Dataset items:
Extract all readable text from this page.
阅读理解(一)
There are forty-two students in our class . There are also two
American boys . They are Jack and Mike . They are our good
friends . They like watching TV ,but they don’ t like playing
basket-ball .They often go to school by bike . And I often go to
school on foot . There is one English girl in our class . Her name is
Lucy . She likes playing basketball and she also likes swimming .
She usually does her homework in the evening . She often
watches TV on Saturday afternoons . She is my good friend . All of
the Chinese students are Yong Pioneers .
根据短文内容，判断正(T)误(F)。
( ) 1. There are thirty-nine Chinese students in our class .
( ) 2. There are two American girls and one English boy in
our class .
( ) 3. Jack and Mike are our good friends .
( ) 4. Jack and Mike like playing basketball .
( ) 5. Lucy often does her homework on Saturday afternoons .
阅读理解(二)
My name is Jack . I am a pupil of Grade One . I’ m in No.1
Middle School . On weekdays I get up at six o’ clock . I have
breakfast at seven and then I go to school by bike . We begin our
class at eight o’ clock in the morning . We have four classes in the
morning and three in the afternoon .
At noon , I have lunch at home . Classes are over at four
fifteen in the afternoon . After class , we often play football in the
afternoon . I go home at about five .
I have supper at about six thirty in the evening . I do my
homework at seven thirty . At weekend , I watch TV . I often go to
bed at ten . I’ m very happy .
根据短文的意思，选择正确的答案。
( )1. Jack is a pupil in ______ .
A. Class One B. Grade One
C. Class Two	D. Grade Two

● **Exercise brief**:
Reproduce the entries above in full by retyping them exactly.

● **Completed task**:
Extract all readable text from this page.
阅读理解(一)
There are forty-two students in our class . There are also two
American boys . They are Jack and Mike . They are our good
friends . They like watching TV ,but they don’ t like playing
basket-ball .They often go to school by bike . And I often go to
school on foot . There is one English girl in our class . Her name is
Lucy . She likes playing basketball and she also likes swimming .
She usually does her homework in the evening . She often
watches TV on Saturday afternoons . She is my good friend . All of
the Chinese students are Yong Pioneers .
根据短文内容，判断正(T)误(F)。
( ) 1. There are thirty-nine Chinese students in our class .
( ) 2. There are two American girls and one English boy in
our class .
( ) 3. Jack and Mike are our good friends .
( ) 4. Jack and Mike like playing basketball .
( ) 5. Lucy often does her homework on Saturday afternoons .
阅读理解(二)
My name is Jack . I am a pupil of Grade One . I’ m in No.1
Middle School . On weekdays I get up at six o’ clock . I have
breakfast at seven and then I go to school by bike . We begin our
class at eight o’ clock in the morning . We have four classes in the
morning and three in the afternoon .
At noon , I have lunch at home . Classes are over at four
fifteen in the afternoon . After class , we often play football in the
afternoon . I go home at about five .
I have supper at about six thirty in the evening . I do my
homework at seven thirty . At weekend , I watch TV . I often go to
bed at ten . I’ m very happy .
根据短文的意思，选择正确的答案。
( )1. Jack is a pupil in ______ .
A. Class One B. Grade One
C. Class Two	D. Grade Two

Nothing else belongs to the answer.